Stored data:
====

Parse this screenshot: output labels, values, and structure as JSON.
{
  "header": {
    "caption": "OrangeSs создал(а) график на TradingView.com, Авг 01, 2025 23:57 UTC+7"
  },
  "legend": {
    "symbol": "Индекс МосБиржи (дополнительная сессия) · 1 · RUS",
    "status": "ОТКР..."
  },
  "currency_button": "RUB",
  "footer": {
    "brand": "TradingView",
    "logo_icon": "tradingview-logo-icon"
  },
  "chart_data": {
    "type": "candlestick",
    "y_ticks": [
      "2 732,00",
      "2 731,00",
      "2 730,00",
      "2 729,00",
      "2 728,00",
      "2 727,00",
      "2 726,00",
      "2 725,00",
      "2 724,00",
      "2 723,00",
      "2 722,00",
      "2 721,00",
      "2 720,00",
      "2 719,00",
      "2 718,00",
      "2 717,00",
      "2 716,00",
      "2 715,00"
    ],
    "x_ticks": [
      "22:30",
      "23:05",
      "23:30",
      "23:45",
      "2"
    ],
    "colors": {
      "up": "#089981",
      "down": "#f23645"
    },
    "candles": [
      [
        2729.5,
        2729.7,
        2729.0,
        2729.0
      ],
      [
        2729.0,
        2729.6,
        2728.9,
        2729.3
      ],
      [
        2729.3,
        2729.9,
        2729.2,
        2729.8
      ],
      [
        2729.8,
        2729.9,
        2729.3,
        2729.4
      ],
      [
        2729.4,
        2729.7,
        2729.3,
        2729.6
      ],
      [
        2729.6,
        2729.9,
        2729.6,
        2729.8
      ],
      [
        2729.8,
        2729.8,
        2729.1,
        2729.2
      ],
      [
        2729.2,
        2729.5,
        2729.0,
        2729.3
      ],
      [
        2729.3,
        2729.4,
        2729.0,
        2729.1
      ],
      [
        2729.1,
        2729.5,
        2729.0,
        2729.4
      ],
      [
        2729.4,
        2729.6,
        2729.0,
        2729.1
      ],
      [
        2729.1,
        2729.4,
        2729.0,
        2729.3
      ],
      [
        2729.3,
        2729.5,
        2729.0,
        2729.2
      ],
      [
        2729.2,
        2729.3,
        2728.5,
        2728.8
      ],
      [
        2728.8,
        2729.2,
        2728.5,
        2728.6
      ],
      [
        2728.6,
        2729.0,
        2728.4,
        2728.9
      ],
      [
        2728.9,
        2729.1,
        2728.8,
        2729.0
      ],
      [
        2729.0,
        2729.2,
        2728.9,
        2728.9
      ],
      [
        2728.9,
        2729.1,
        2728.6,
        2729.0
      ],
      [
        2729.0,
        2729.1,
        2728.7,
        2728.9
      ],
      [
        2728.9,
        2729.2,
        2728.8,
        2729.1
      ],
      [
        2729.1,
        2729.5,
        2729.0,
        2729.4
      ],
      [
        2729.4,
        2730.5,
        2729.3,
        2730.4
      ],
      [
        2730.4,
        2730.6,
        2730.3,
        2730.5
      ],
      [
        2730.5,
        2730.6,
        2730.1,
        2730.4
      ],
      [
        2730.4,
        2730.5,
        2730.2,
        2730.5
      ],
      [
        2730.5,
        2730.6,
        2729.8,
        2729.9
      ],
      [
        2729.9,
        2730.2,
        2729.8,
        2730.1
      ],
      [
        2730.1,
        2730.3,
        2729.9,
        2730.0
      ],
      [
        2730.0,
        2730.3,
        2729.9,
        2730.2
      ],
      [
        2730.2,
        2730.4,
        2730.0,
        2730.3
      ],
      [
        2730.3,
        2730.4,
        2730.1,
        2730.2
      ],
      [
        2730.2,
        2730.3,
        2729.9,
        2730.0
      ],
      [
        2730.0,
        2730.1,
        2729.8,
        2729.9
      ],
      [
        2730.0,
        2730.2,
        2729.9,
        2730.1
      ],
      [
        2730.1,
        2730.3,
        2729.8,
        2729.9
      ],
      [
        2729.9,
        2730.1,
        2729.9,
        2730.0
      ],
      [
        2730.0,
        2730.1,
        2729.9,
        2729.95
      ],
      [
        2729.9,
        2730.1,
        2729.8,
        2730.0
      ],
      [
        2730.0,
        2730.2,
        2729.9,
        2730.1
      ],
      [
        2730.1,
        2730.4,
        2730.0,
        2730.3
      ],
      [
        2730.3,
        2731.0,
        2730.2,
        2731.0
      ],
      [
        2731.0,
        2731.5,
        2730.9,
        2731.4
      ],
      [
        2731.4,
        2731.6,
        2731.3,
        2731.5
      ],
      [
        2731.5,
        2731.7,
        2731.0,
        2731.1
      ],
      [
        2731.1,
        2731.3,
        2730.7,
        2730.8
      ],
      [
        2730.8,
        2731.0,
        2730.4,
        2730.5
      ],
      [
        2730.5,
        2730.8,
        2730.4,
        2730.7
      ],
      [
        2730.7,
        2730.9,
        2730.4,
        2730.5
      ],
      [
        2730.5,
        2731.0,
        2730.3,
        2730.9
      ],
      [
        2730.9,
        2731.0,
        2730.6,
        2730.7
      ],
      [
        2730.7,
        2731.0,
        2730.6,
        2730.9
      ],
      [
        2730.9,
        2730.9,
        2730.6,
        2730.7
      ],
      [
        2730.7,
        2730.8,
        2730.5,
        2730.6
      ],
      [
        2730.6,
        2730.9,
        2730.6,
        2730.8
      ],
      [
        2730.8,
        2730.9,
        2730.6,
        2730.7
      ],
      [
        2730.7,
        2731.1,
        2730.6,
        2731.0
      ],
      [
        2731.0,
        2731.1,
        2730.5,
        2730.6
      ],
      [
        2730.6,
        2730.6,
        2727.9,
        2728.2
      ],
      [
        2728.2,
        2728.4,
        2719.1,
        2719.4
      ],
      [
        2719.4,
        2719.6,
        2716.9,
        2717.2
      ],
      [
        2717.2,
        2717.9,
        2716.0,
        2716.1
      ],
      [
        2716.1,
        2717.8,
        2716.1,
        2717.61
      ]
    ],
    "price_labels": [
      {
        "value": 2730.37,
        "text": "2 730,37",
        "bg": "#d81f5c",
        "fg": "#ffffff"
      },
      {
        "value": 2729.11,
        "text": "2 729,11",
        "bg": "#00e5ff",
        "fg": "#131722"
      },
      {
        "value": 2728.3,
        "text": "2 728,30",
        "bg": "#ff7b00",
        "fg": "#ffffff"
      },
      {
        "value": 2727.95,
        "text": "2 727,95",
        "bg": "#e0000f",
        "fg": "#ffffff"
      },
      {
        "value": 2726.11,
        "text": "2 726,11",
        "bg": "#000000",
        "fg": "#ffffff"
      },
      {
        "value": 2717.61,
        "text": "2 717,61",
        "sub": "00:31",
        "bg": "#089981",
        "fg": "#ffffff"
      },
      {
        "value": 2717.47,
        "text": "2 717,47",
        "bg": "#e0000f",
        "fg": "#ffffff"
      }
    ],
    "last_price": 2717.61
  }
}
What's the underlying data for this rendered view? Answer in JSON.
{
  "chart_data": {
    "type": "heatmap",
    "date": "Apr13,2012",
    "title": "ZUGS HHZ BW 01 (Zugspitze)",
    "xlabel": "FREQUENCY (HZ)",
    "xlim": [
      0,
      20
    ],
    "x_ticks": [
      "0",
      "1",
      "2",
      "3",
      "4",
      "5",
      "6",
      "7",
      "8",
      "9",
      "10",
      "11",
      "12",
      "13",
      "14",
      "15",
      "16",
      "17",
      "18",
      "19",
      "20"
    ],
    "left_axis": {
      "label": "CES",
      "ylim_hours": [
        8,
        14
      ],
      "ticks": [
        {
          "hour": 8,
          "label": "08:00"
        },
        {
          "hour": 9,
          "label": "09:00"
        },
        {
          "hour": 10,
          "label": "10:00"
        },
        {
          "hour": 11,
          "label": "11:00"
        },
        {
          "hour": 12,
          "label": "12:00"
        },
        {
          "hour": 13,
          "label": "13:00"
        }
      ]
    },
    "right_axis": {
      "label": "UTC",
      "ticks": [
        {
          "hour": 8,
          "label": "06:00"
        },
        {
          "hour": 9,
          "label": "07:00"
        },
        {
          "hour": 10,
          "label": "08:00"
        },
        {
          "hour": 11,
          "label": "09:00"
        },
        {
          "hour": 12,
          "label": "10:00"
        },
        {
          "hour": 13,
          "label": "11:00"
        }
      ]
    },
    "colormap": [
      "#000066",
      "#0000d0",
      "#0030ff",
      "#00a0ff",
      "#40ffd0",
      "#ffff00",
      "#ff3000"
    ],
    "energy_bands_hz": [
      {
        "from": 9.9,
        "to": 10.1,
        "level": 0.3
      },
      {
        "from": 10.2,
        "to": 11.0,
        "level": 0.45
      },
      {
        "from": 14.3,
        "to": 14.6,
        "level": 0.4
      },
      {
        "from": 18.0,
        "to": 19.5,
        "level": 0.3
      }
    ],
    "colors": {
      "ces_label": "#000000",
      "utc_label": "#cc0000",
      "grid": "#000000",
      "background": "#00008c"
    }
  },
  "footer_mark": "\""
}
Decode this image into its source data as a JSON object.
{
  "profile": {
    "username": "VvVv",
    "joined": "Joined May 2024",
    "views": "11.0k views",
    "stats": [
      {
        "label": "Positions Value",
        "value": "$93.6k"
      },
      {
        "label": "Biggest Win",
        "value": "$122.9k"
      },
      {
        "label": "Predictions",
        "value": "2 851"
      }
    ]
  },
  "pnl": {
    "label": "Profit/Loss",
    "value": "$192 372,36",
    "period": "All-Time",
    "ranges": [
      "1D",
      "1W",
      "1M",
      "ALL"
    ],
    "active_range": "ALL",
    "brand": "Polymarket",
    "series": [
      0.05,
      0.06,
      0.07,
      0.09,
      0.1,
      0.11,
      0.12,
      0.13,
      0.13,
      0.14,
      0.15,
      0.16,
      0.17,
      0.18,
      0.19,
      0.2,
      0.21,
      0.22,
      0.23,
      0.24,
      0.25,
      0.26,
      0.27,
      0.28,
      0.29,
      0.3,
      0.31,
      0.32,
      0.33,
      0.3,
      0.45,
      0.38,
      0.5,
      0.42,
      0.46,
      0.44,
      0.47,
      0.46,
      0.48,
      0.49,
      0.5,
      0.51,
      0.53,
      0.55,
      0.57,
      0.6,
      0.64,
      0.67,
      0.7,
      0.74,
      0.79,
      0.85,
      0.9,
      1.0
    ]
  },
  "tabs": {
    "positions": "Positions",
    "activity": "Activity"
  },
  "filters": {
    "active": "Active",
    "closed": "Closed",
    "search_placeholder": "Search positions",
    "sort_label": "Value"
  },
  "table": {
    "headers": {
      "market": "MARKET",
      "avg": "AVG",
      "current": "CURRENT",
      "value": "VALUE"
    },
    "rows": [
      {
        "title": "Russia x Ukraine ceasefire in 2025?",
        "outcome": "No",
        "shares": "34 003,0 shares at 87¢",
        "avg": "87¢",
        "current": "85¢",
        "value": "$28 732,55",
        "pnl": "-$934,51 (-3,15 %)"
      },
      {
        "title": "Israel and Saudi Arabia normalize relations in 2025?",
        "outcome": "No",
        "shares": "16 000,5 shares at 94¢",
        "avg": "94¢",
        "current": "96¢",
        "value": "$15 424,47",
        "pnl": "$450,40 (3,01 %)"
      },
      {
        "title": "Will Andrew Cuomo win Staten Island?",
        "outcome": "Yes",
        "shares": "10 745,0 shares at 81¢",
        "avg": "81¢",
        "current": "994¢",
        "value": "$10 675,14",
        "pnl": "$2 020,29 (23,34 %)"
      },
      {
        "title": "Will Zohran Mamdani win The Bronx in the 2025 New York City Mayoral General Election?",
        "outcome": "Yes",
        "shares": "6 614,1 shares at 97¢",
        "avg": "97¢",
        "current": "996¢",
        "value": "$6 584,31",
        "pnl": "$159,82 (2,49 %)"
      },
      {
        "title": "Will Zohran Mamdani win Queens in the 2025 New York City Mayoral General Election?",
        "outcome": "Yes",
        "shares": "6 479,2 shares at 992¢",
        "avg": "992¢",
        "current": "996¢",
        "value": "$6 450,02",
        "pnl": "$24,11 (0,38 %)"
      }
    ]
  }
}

====

REQUIRED TASK
Look through the data and show every line containing "Zohran".

REPLY TO THE TASK
        "title": "Will Zohran Mamdani win The Bronx in the 2025 New York City Mayoral General Election?",
        "title": "Will Zohran Mamdani win Queens in the 2025 New York City Mayoral General Election?",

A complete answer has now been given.